• _Exercise materials_
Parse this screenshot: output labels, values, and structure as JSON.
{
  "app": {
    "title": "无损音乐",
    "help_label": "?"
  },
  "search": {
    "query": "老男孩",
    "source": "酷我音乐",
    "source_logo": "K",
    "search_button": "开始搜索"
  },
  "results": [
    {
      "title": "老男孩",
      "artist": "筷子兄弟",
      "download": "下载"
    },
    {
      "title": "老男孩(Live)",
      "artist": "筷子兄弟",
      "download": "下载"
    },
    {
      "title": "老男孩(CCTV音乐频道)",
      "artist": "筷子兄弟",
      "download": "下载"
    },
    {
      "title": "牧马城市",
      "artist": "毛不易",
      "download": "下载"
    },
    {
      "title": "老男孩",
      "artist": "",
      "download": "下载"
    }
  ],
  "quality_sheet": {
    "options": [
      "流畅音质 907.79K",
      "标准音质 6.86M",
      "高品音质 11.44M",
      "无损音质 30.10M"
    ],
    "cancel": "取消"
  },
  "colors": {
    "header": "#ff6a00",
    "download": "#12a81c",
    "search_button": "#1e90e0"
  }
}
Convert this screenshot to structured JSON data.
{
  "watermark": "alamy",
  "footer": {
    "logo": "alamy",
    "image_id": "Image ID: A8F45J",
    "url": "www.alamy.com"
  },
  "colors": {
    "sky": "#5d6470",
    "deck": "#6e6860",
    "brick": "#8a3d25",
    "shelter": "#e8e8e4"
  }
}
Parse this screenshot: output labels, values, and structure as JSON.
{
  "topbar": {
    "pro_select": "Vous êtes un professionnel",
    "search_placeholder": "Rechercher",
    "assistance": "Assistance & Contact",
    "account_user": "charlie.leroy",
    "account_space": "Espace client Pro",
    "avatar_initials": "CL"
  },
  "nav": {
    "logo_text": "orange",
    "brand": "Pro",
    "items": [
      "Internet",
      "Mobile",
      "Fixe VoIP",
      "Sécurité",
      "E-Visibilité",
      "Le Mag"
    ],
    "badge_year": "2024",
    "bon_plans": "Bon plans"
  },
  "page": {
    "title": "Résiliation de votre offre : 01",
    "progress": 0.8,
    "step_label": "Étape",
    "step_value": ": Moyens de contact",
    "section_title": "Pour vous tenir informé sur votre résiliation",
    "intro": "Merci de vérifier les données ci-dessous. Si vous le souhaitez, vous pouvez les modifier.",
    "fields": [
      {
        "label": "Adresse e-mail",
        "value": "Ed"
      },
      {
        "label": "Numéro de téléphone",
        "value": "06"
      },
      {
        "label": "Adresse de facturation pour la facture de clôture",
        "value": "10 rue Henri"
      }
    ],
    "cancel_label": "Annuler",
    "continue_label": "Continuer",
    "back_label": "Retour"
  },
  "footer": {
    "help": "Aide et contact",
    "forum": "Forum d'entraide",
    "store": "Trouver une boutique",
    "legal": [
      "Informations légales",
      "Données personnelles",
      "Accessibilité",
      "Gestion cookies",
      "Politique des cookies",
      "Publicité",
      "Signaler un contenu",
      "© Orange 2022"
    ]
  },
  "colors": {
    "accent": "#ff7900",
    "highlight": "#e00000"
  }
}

• _Stated problem_
Output all of the data again, exactly.

• _Answer to this exercise_
Parse this screenshot: output labels, values, and structure as JSON.
{
  "app": {
    "title": "无损音乐",
    "help_label": "?"
  },
  "search": {
    "query": "老男孩",
    "source": "酷我音乐",
    "source_logo": "K",
    "search_button": "开始搜索"
  },
  "results": [
    {
      "title": "老男孩",
      "artist": "筷子兄弟",
      "download": "下载"
    },
    {
      "title": "老男孩(Live)",
      "artist": "筷子兄弟",
      "download": "下载"
    },
    {
      "title": "老男孩(CCTV音乐频道)",
      "artist": "筷子兄弟",
      "download": "下载"
    },
    {
      "title": "牧马城市",
      "artist": "毛不易",
      "download": "下载"
    },
    {
      "title": "老男孩",
      "artist": "",
      "download": "下载"
    }
  ],
  "quality_sheet": {
    "options": [
      "流畅音质 907.79K",
      "标准音质 6.86M",
      "高品音质 11.44M",
      "无损音质 30.10M"
    ],
    "cancel": "取消"
  },
  "colors": {
    "header": "#ff6a00",
    "download": "#12a81c",
    "search_button": "#1e90e0"
  }
}
Convert this screenshot to structured JSON data.
{
  "watermark": "alamy",
  "footer": {
    "logo": "alamy",
    "image_id": "Image ID: A8F45J",
    "url": "www.alamy.com"
  },
  "colors": {
    "sky": "#5d6470",
    "deck": "#6e6860",
    "brick": "#8a3d25",
    "shelter": "#e8e8e4"
  }
}
Parse this screenshot: output labels, values, and structure as JSON.
{
  "topbar": {
    "pro_select": "Vous êtes un professionnel",
    "search_placeholder": "Rechercher",
    "assistance": "Assistance & Contact",
    "account_user": "charlie.leroy",
    "account_space": "Espace client Pro",
    "avatar_initials": "CL"
  },
  "nav": {
    "logo_text": "orange",
    "brand": "Pro",
    "items": [
      "Internet",
      "Mobile",
      "Fixe VoIP",
      "Sécurité",
      "E-Visibilité",
      "Le Mag"
    ],
    "badge_year": "2024",
    "bon_plans": "Bon plans"
  },
  "page": {
    "title": "Résiliation de votre offre : 01",
    "progress": 0.8,
    "step_label": "Étape",
    "step_value": ": Moyens de contact",
    "section_title": "Pour vous tenir informé sur votre résiliation",
    "intro": "Merci de vérifier les données ci-dessous. Si vous le souhaitez, vous pouvez les modifier.",
    "fields": [
      {
        "label": "Adresse e-mail",
        "value": "Ed"
      },
      {
        "label": "Numéro de téléphone",
        "value": "06"
      },
      {
        "label": "Adresse de facturation pour la facture de clôture",
        "value": "10 rue Henri"
      }
    ],
    "cancel_label": "Annuler",
    "continue_label": "Continuer",
    "back_label": "Retour"
  },
  "footer": {
    "help": "Aide et contact",
    "forum": "Forum d'entraide",
    "store": "Trouver une boutique",
    "legal": [
      "Informations légales",
      "Données personnelles",
      "Accessibilité",
      "Gestion cookies",
      "Politique des cookies",
      "Publicité",
      "Signaler un contenu",
      "© Orange 2022"
    ]
  },
  "colors": {
    "accent": "#ff7900",
    "highlight": "#e00000"
  }
}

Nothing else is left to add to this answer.